Copy out all lines with the word "RECEIVING" in them.

- **Records supplied**

+ + + + + + +

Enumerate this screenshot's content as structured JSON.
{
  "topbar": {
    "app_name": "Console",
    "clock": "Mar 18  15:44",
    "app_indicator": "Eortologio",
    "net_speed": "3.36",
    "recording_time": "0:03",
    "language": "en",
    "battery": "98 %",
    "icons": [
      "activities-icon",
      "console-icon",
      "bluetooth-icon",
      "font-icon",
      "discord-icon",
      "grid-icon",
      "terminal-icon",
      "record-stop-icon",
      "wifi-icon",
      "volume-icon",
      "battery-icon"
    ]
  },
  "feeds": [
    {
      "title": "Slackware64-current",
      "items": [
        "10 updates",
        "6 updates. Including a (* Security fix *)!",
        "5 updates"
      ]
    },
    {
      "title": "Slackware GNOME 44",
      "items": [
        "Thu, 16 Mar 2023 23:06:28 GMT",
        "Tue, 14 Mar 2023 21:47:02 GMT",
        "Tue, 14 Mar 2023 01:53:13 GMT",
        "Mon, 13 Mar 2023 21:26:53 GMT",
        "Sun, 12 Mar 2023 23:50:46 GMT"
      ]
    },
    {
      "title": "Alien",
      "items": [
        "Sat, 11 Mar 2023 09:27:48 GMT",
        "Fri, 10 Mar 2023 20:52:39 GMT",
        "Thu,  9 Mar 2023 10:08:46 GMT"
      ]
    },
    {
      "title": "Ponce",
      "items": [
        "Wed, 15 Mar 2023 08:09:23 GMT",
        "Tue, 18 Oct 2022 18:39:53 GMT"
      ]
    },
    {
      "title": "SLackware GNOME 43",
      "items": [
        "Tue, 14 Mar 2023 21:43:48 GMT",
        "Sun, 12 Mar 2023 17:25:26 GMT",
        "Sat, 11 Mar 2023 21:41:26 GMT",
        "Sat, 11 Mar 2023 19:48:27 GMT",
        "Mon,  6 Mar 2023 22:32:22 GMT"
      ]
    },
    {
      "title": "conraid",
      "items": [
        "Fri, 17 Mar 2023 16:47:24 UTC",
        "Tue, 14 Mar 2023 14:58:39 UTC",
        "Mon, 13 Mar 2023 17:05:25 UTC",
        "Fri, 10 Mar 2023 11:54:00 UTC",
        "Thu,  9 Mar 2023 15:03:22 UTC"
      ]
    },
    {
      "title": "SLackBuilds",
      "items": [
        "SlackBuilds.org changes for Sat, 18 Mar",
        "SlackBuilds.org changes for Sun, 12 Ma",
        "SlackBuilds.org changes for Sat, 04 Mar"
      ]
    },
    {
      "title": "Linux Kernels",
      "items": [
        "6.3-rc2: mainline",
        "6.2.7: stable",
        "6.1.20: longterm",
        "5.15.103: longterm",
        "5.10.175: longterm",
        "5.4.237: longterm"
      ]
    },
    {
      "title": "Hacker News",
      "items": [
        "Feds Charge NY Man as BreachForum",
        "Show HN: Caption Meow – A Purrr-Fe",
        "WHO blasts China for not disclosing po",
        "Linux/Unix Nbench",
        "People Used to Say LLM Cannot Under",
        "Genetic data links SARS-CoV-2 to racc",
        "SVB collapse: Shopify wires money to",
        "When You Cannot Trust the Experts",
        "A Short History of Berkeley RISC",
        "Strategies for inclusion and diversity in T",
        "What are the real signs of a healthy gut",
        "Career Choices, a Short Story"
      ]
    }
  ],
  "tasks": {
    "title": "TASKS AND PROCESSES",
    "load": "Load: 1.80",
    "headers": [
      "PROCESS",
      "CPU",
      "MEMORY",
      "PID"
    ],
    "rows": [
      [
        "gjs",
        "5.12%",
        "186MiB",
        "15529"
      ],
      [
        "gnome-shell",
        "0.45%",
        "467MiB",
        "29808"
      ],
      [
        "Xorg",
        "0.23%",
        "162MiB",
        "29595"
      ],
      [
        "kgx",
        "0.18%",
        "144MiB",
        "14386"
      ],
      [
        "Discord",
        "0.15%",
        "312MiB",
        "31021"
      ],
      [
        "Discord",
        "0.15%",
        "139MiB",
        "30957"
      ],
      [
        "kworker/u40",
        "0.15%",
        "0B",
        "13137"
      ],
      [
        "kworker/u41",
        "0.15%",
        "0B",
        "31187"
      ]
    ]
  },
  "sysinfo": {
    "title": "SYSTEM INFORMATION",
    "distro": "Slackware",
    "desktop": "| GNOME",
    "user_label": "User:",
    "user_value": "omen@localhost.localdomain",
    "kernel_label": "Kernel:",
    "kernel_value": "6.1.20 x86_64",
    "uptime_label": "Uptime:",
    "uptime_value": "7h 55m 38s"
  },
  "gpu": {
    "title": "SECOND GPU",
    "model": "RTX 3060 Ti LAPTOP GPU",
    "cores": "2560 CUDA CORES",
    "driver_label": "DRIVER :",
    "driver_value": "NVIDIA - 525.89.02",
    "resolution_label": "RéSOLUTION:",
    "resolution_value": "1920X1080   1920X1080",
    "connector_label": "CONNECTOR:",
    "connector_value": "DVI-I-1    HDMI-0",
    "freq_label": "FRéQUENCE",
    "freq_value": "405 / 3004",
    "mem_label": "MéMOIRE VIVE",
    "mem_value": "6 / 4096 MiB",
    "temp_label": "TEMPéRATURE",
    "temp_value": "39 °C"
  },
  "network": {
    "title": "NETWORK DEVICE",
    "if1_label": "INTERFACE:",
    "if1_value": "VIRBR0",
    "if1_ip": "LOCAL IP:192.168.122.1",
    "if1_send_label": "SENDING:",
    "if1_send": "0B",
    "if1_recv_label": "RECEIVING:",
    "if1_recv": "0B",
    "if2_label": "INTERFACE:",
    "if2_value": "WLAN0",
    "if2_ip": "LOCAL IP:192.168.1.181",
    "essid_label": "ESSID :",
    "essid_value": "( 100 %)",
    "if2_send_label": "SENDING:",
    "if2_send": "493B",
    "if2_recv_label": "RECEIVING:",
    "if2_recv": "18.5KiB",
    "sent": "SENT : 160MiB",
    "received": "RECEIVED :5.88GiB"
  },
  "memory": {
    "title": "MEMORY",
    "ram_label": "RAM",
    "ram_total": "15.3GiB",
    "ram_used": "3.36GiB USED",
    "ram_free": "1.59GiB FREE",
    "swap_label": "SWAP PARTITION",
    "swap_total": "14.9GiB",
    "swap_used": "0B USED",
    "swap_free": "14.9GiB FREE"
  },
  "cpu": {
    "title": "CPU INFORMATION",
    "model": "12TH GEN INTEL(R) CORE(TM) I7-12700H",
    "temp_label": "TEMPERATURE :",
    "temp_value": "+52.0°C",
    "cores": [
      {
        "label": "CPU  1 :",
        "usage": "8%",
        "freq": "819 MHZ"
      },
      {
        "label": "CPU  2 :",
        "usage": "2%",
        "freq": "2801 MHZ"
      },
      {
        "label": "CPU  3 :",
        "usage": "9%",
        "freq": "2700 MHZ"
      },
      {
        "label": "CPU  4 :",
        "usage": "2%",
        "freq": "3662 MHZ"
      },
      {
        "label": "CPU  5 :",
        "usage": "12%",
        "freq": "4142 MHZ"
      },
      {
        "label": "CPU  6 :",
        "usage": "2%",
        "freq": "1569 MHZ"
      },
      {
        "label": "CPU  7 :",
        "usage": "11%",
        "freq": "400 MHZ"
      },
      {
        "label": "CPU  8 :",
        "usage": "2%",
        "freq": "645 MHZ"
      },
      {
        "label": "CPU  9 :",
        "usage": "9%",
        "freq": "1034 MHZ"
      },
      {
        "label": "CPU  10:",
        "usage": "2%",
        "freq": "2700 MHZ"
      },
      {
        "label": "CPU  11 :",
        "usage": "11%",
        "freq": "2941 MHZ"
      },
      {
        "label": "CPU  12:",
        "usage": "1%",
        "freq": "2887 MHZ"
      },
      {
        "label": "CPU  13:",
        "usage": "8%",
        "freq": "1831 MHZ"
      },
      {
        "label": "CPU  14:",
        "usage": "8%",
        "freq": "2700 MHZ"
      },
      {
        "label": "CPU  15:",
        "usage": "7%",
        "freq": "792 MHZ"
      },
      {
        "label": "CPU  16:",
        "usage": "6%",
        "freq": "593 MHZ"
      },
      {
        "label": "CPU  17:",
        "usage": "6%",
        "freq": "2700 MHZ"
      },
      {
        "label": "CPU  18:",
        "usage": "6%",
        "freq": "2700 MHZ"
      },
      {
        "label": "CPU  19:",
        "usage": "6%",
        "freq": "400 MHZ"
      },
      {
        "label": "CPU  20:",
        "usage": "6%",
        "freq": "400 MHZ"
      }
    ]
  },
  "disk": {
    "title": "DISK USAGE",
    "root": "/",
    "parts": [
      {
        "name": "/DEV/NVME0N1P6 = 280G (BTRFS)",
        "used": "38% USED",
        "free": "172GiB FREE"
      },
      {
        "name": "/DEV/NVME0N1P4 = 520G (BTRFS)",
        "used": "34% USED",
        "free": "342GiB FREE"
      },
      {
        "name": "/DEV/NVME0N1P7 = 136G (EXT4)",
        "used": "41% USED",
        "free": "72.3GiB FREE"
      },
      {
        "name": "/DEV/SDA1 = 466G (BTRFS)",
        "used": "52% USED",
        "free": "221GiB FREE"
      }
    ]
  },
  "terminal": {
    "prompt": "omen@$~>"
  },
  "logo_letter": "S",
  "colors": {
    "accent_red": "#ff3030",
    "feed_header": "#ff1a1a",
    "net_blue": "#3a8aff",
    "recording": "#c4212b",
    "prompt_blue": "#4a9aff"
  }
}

+ + + + + + +

- **Result**
    "if1_recv_label": "RECEIVING:",
    "if2_recv_label": "RECEIVING:",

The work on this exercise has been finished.